◆ **Records for this exercise**
☆ ☆ ☆ ☆

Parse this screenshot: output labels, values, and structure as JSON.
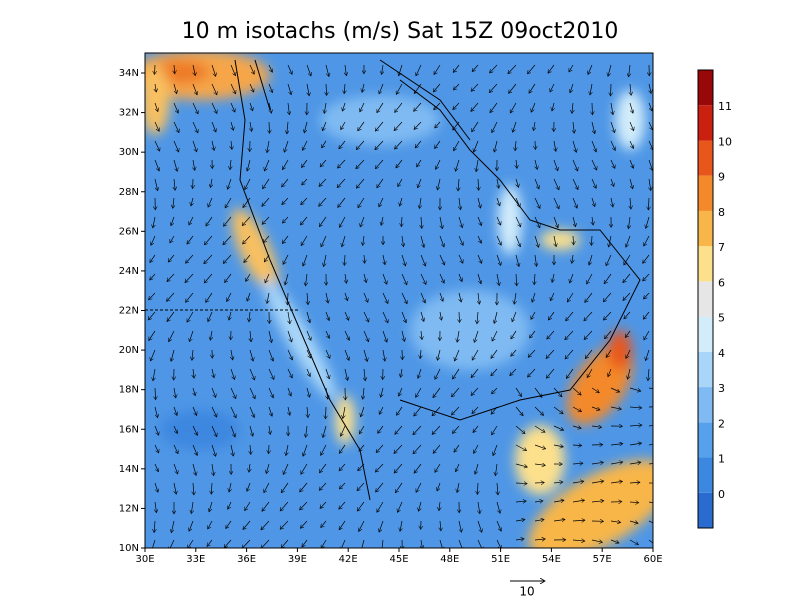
{
  "title": "10 m isotachs (m/s) Sat 15Z 09oct2010",
  "lat_labels": [
    "10N",
    "12N",
    "14N",
    "16N",
    "18N",
    "20N",
    "22N",
    "24N",
    "26N",
    "28N",
    "30N",
    "32N",
    "34N"
  ],
  "lon_labels": [
    "30E",
    "33E",
    "36E",
    "39E",
    "42E",
    "45E",
    "48E",
    "51E",
    "54E",
    "57E",
    "60E"
  ],
  "colorbar": {
    "labels": [
      "0",
      "1",
      "2",
      "3",
      "4",
      "5",
      "6",
      "7",
      "8",
      "9",
      "10",
      "11"
    ],
    "colors": [
      "#2a6bd0",
      "#3c87e0",
      "#56a0ec",
      "#7fbaf2",
      "#a9d6f8",
      "#d2ecfa",
      "#e6e6e6",
      "#fde08c",
      "#f8b64a",
      "#f3892a",
      "#e8561c",
      "#c92010",
      "#980808"
    ]
  },
  "reference_vector": {
    "label": "10"
  }
}
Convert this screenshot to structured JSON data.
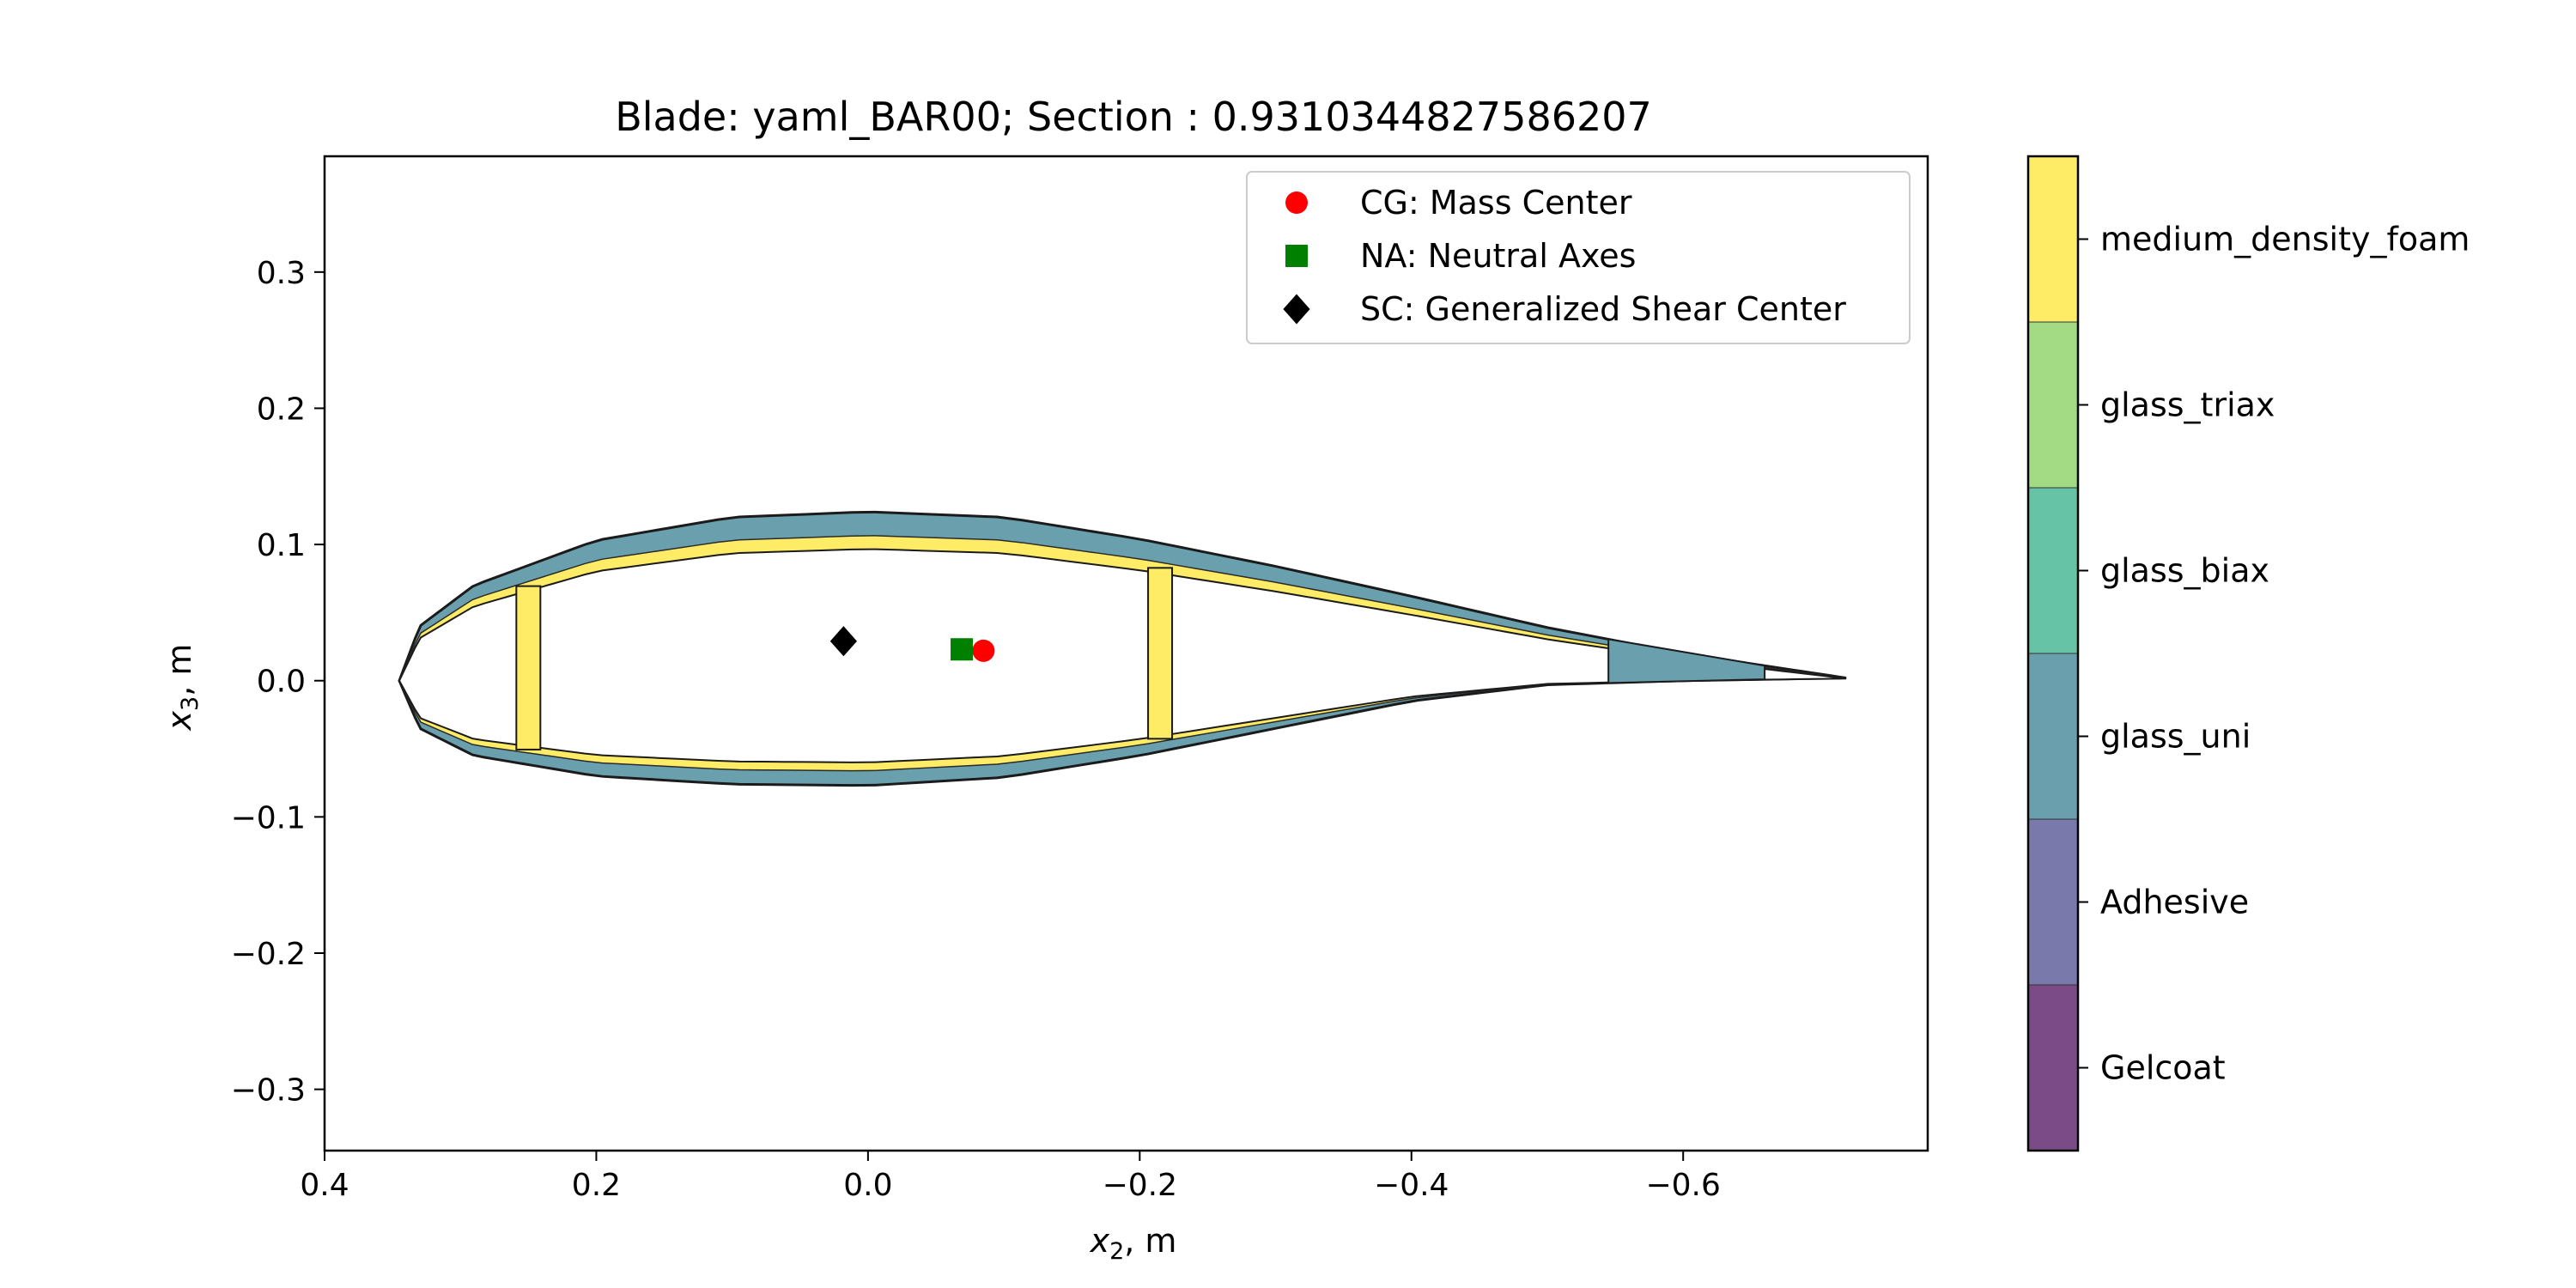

☆ ☆ ☆ ☆

◆ **Task instructions**
Transcribe every line from the records above without alteration, and leave out the images.

◆ **Final result**
Parse this screenshot: output labels, values, and structure as JSON.
{
  "title": "10 m isotachs (m/s) Sat 15Z 09oct2010",
  "lat_labels": [
    "10N",
    "12N",
    "14N",
    "16N",
    "18N",
    "20N",
    "22N",
    "24N",
    "26N",
    "28N",
    "30N",
    "32N",
    "34N"
  ],
  "lon_labels": [
    "30E",
    "33E",
    "36E",
    "39E",
    "42E",
    "45E",
    "48E",
    "51E",
    "54E",
    "57E",
    "60E"
  ],
  "colorbar": {
    "labels": [
      "0",
      "1",
      "2",
      "3",
      "4",
      "5",
      "6",
      "7",
      "8",
      "9",
      "10",
      "11"
    ],
    "colors": [
      "#2a6bd0",
      "#3c87e0",
      "#56a0ec",
      "#7fbaf2",
      "#a9d6f8",
      "#d2ecfa",
      "#e6e6e6",
      "#fde08c",
      "#f8b64a",
      "#f3892a",
      "#e8561c",
      "#c92010",
      "#980808"
    ]
  },
  "reference_vector": {
    "label": "10"
  }
}
Convert this screenshot to structured JSON data.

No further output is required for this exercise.